List every line below containing "label".

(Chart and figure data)
#####
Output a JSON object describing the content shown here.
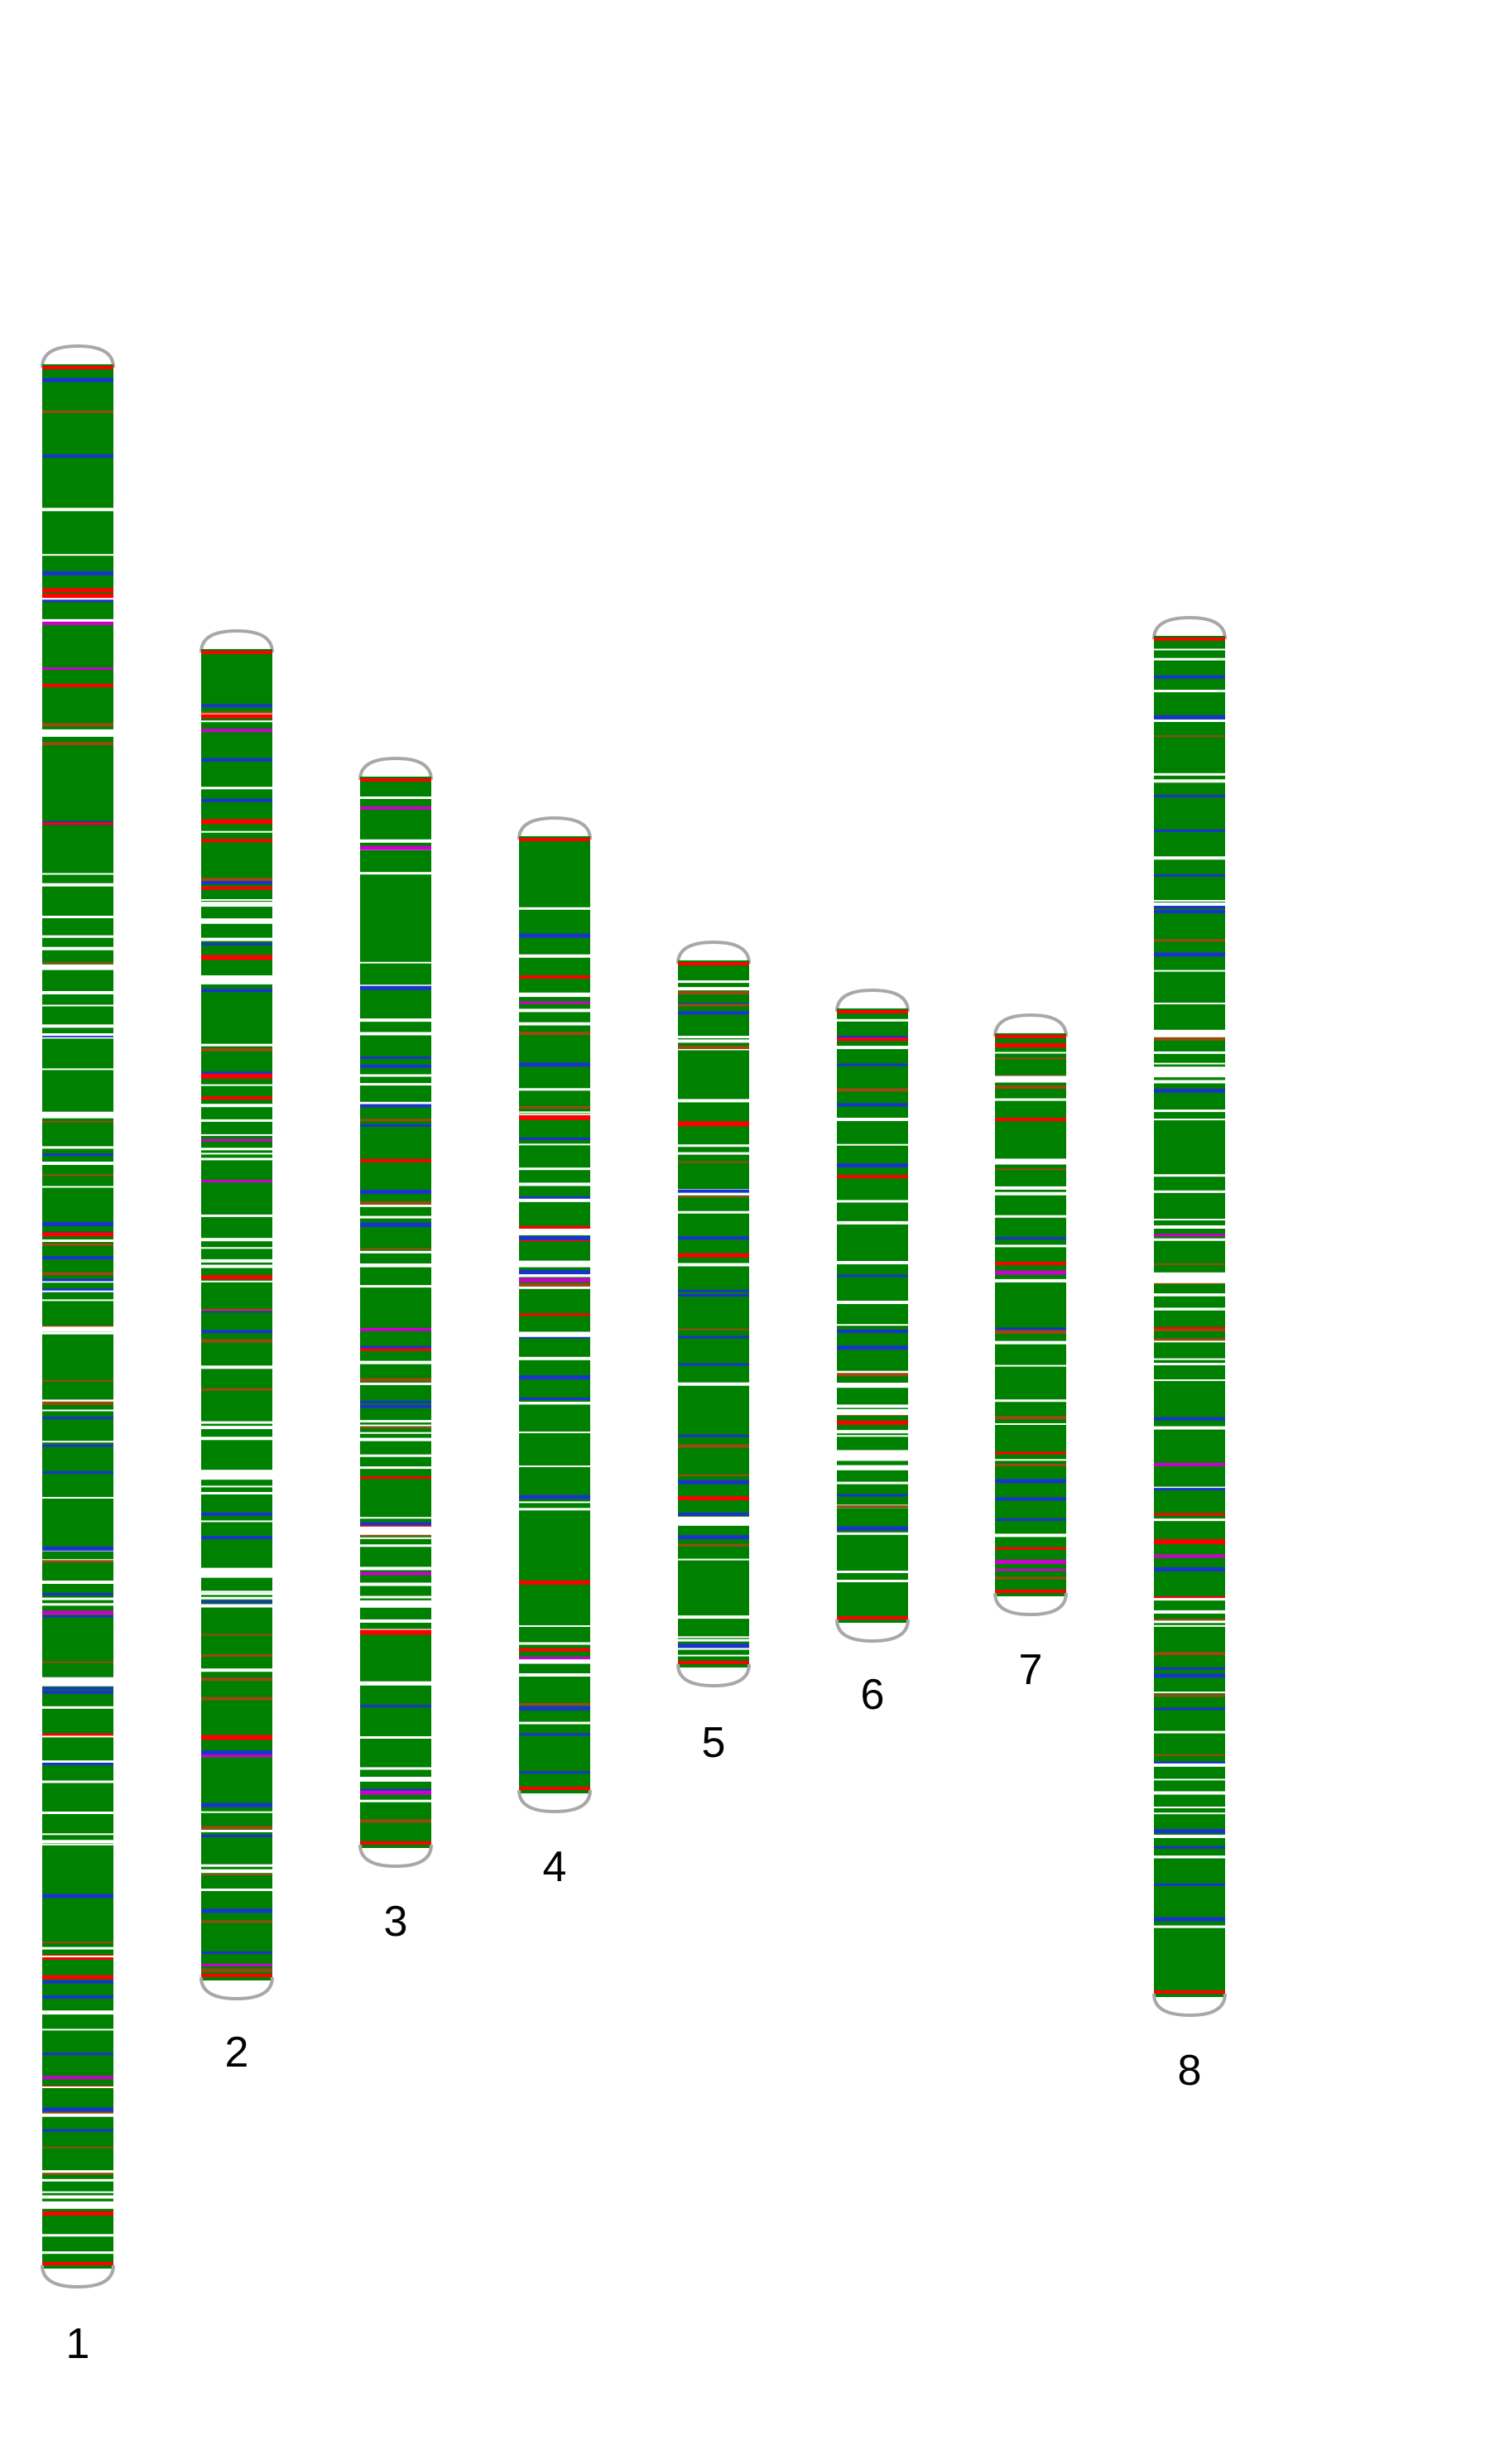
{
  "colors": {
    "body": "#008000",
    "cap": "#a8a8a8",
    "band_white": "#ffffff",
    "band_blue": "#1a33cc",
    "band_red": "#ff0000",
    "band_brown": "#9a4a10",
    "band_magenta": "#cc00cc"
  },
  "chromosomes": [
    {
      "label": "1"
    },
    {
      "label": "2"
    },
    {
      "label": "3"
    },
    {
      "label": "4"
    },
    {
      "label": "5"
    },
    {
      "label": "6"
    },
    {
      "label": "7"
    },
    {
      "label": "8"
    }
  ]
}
#####
TASK RESPONSE:
      "label": "1"
      "label": "2"
      "label": "3"
      "label": "4"
      "label": "5"
      "label": "6"
      "label": "7"
      "label": "8"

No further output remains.